◆ Problem to work on ◆
From the records, pick out and copy each line containing "Output".

[Records]
====================
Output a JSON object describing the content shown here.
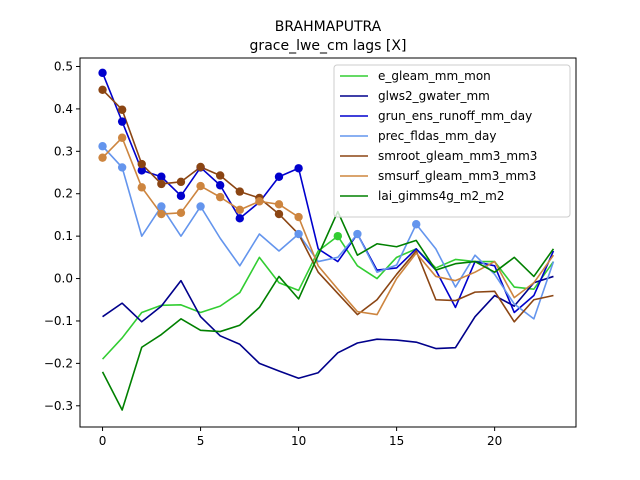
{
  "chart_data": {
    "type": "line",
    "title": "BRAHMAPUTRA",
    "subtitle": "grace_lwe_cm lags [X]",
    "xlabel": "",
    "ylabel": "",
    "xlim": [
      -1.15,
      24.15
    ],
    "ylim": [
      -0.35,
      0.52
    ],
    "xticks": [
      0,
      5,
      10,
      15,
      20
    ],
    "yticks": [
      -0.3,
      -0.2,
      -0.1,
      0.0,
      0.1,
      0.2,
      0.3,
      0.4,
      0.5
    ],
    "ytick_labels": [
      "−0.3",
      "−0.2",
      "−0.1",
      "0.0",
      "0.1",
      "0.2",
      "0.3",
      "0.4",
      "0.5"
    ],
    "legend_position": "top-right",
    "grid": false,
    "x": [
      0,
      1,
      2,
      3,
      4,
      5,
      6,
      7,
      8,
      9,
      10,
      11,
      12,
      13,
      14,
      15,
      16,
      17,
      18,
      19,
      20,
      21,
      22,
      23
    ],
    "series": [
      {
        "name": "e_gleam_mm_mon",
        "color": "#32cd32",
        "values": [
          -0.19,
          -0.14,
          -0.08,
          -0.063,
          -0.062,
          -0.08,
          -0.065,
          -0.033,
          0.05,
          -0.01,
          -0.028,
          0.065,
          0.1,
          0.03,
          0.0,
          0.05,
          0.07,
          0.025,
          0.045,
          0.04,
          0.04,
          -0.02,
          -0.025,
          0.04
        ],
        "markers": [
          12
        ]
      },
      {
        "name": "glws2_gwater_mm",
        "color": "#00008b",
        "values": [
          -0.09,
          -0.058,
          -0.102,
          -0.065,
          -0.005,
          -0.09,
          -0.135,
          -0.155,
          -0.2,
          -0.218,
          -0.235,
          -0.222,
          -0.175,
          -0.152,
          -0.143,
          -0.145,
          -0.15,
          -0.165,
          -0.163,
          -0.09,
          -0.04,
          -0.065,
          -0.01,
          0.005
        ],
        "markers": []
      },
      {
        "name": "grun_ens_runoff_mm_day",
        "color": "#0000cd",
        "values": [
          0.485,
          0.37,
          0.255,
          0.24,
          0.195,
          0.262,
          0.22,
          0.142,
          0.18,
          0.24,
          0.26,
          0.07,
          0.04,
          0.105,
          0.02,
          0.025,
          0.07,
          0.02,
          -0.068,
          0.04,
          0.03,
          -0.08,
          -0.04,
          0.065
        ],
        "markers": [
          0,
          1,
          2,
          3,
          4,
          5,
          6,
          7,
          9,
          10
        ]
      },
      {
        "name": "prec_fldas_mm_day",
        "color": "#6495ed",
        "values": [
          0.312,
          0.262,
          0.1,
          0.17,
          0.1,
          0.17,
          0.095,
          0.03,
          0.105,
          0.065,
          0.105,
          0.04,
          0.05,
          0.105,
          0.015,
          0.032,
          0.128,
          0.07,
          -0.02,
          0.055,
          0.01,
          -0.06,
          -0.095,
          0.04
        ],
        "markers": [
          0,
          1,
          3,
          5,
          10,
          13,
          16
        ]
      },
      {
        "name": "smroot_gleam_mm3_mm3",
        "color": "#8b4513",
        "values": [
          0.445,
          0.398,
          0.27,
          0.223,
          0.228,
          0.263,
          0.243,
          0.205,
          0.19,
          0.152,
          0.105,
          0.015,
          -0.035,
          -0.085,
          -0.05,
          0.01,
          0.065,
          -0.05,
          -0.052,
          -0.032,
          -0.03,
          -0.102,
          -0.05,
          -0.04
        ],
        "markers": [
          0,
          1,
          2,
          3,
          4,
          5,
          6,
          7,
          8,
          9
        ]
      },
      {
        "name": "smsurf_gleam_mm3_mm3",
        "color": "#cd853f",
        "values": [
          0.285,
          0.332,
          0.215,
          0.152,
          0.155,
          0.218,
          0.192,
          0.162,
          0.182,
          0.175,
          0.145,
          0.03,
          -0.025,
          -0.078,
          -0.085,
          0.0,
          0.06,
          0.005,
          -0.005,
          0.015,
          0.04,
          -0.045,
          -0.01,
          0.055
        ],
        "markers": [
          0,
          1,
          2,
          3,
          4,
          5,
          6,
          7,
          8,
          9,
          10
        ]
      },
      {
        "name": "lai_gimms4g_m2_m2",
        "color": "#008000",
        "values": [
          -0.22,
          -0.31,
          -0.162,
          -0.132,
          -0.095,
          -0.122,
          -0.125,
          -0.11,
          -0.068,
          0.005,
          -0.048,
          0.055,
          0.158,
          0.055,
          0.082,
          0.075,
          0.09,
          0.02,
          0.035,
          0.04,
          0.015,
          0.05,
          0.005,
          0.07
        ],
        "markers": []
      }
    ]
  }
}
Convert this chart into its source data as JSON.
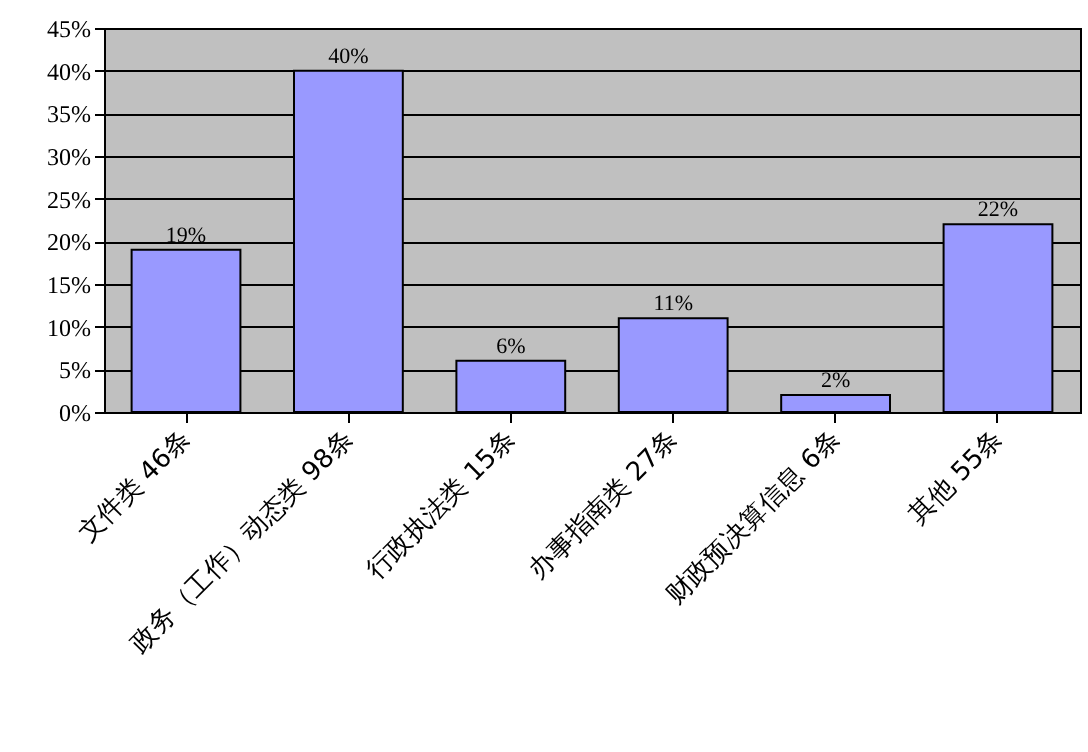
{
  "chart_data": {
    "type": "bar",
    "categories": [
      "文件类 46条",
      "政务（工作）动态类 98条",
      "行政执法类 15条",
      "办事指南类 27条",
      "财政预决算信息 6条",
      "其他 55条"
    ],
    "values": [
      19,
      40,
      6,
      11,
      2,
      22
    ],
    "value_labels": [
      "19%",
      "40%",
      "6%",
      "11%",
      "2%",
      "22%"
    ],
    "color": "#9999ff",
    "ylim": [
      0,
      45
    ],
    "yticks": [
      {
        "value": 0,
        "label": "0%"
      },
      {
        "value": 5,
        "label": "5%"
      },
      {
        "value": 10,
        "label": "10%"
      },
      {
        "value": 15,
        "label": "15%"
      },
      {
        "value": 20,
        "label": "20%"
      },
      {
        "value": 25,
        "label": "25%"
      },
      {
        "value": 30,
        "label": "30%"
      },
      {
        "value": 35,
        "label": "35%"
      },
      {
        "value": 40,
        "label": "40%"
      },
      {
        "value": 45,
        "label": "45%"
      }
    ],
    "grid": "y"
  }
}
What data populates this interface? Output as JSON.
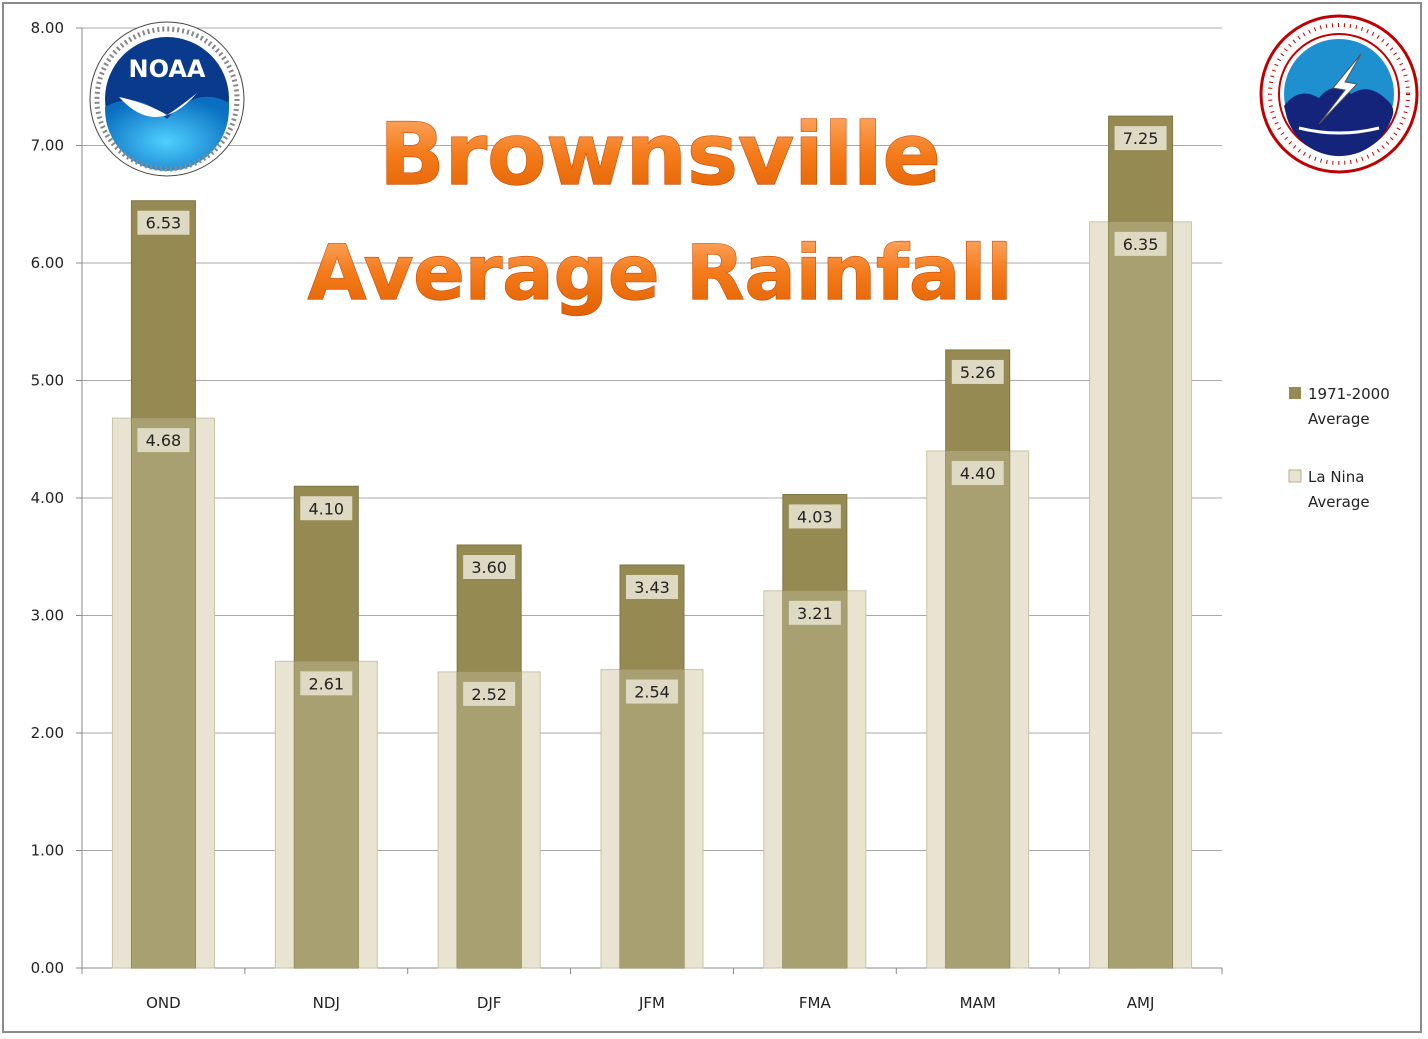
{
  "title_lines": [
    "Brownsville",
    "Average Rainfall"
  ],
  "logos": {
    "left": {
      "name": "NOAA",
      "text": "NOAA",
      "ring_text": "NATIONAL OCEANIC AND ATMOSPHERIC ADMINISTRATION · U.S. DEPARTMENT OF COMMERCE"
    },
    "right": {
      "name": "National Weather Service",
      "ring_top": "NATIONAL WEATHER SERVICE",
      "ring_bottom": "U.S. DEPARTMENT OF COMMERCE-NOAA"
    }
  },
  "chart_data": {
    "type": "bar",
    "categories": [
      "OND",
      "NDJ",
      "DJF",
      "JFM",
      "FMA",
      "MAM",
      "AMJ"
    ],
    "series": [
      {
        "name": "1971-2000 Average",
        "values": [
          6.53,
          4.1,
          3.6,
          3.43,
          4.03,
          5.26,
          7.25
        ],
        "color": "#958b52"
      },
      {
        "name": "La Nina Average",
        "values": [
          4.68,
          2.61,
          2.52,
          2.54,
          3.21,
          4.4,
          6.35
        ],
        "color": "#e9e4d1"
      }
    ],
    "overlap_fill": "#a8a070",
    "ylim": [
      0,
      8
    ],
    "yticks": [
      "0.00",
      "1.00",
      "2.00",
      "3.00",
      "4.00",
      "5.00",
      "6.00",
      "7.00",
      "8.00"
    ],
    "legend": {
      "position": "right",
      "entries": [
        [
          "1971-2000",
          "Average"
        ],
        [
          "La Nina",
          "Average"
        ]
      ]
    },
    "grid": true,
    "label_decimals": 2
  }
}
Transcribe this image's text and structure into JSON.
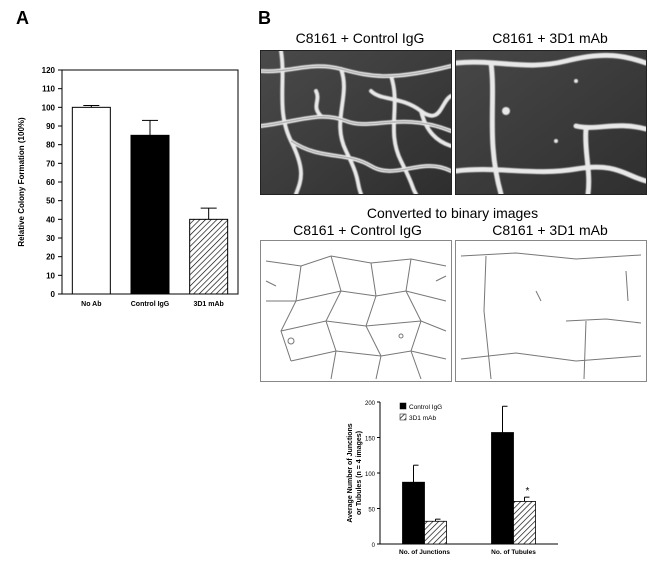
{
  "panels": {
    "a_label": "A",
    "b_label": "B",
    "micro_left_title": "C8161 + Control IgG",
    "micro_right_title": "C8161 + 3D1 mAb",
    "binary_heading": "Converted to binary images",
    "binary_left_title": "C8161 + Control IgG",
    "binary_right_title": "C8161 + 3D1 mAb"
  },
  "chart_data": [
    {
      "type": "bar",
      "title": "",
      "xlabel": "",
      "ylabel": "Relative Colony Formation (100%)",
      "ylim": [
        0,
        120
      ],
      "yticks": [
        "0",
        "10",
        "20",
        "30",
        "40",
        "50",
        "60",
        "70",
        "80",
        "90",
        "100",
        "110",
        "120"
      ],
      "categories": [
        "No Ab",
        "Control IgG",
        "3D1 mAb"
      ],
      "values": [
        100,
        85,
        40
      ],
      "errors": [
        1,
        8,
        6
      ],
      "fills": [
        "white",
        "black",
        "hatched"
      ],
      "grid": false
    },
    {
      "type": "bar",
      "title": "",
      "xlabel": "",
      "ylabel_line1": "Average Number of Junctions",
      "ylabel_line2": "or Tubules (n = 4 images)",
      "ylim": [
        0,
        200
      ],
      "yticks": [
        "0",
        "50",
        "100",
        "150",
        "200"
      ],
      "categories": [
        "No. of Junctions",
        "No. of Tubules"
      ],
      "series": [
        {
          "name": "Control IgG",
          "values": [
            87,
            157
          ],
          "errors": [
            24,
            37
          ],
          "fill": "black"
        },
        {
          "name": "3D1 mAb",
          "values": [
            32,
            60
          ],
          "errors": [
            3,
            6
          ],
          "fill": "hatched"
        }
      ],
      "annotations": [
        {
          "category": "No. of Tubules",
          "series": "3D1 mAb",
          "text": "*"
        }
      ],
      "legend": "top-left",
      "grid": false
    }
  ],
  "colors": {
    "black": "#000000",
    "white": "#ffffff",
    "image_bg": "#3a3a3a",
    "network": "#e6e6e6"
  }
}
====================
◆ Reply to the exercise ◆
Output a JSON object describing the content shown here.
What data populates this interface? Output as JSON.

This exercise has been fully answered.